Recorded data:
● ● ● ● ●

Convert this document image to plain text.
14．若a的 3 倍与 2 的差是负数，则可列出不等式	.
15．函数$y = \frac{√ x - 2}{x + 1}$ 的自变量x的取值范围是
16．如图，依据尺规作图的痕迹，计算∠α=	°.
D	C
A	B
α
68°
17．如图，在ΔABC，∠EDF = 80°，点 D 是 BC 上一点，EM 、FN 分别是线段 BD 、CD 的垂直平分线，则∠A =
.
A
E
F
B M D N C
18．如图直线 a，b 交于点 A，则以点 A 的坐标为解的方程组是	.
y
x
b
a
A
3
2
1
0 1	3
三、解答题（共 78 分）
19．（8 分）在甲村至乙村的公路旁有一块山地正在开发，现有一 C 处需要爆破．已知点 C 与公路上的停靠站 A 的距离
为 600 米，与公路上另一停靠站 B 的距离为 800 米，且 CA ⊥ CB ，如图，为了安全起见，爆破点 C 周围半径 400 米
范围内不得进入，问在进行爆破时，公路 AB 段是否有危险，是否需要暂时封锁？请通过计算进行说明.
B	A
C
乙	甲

● ● ● ● ●

### WHAT YOU SHOULD DO
The records above should be restated word for word, please.

### ANSWER FOR THE TASK
Convert this document image to plain text.
14．若a的 3 倍与 2 的差是负数，则可列出不等式	.
15．函数$y = \frac{√ x - 2}{x + 1}$ 的自变量x的取值范围是
16．如图，依据尺规作图的痕迹，计算∠α=	°.
D	C
A	B
α
68°
17．如图，在ΔABC，∠EDF = 80°，点 D 是 BC 上一点，EM 、FN 分别是线段 BD 、CD 的垂直平分线，则∠A =
.
A
E
F
B M D N C
18．如图直线 a，b 交于点 A，则以点 A 的坐标为解的方程组是	.
y
x
b
a
A
3
2
1
0 1	3
三、解答题（共 78 分）
19．（8 分）在甲村至乙村的公路旁有一块山地正在开发，现有一 C 处需要爆破．已知点 C 与公路上的停靠站 A 的距离
为 600 米，与公路上另一停靠站 B 的距离为 800 米，且 CA ⊥ CB ，如图，为了安全起见，爆破点 C 周围半径 400 米
范围内不得进入，问在进行爆破时，公路 AB 段是否有危险，是否需要暂时封锁？请通过计算进行说明.
B	A
C
乙	甲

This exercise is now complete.